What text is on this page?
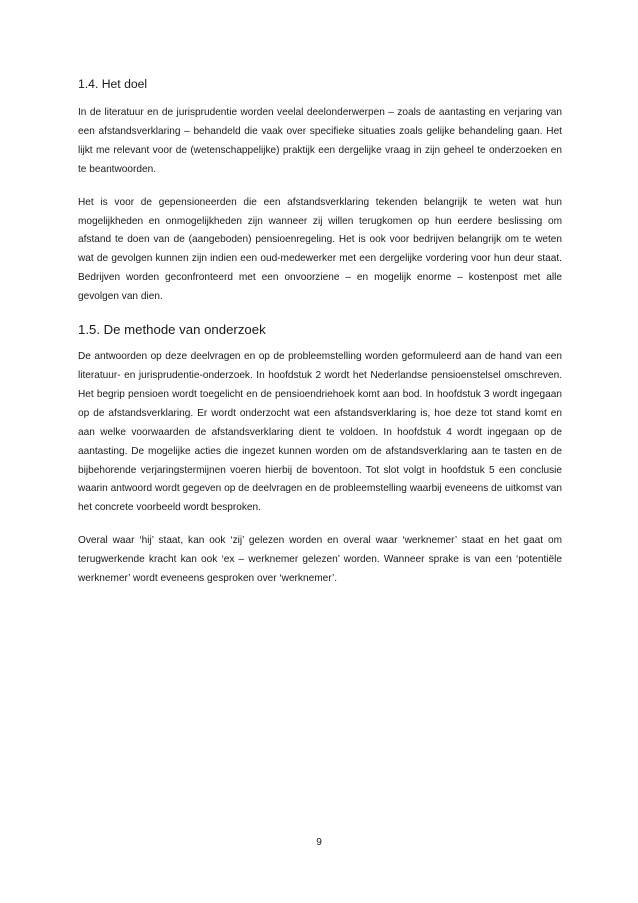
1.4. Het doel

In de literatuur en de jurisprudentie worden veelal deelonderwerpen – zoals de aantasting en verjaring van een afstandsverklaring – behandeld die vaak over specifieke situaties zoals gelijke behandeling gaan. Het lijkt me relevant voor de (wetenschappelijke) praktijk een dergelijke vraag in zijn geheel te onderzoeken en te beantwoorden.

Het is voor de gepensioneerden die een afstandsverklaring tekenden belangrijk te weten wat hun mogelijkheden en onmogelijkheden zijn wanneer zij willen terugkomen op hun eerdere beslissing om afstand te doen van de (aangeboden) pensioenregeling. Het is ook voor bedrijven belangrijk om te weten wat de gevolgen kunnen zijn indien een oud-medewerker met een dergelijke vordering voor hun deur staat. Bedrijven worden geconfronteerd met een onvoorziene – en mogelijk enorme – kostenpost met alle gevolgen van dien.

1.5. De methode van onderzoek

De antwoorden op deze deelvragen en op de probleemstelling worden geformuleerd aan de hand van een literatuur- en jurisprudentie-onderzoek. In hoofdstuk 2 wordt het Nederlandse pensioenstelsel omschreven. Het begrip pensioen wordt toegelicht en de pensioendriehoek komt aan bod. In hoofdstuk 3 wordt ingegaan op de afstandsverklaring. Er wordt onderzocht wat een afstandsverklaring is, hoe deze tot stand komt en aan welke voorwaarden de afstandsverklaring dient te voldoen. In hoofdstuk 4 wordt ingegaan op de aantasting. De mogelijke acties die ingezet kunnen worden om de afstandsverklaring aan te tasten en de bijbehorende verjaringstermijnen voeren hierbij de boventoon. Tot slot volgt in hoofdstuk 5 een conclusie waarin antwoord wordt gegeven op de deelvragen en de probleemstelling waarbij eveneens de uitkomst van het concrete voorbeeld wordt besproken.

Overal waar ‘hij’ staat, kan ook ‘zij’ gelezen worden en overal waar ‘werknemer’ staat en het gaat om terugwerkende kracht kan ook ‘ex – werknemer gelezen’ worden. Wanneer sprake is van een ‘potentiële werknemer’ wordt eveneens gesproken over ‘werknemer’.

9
★ ★ ★
Task objective:
Set down the lines of the records above exactly, apart from the pictures.

Right answer:
What text is on this page?
1.4. Het doel

In de literatuur en de jurisprudentie worden veelal deelonderwerpen – zoals de aantasting en verjaring van een afstandsverklaring – behandeld die vaak over specifieke situaties zoals gelijke behandeling gaan. Het lijkt me relevant voor de (wetenschappelijke) praktijk een dergelijke vraag in zijn geheel te onderzoeken en te beantwoorden.

Het is voor de gepensioneerden die een afstandsverklaring tekenden belangrijk te weten wat hun mogelijkheden en onmogelijkheden zijn wanneer zij willen terugkomen op hun eerdere beslissing om afstand te doen van de (aangeboden) pensioenregeling. Het is ook voor bedrijven belangrijk om te weten wat de gevolgen kunnen zijn indien een oud-medewerker met een dergelijke vordering voor hun deur staat. Bedrijven worden geconfronteerd met een onvoorziene – en mogelijk enorme – kostenpost met alle gevolgen van dien.

1.5. De methode van onderzoek

De antwoorden op deze deelvragen en op de probleemstelling worden geformuleerd aan de hand van een literatuur- en jurisprudentie-onderzoek. In hoofdstuk 2 wordt het Nederlandse pensioenstelsel omschreven. Het begrip pensioen wordt toegelicht en de pensioendriehoek komt aan bod. In hoofdstuk 3 wordt ingegaan op de afstandsverklaring. Er wordt onderzocht wat een afstandsverklaring is, hoe deze tot stand komt en aan welke voorwaarden de afstandsverklaring dient te voldoen. In hoofdstuk 4 wordt ingegaan op de aantasting. De mogelijke acties die ingezet kunnen worden om de afstandsverklaring aan te tasten en de bijbehorende verjaringstermijnen voeren hierbij de boventoon. Tot slot volgt in hoofdstuk 5 een conclusie waarin antwoord wordt gegeven op de deelvragen en de probleemstelling waarbij eveneens de uitkomst van het concrete voorbeeld wordt besproken.

Overal waar ‘hij’ staat, kan ook ‘zij’ gelezen worden en overal waar ‘werknemer’ staat en het gaat om terugwerkende kracht kan ook ‘ex – werknemer gelezen’ worden. Wanneer sprake is van een ‘potentiële werknemer’ wordt eveneens gesproken over ‘werknemer’.

9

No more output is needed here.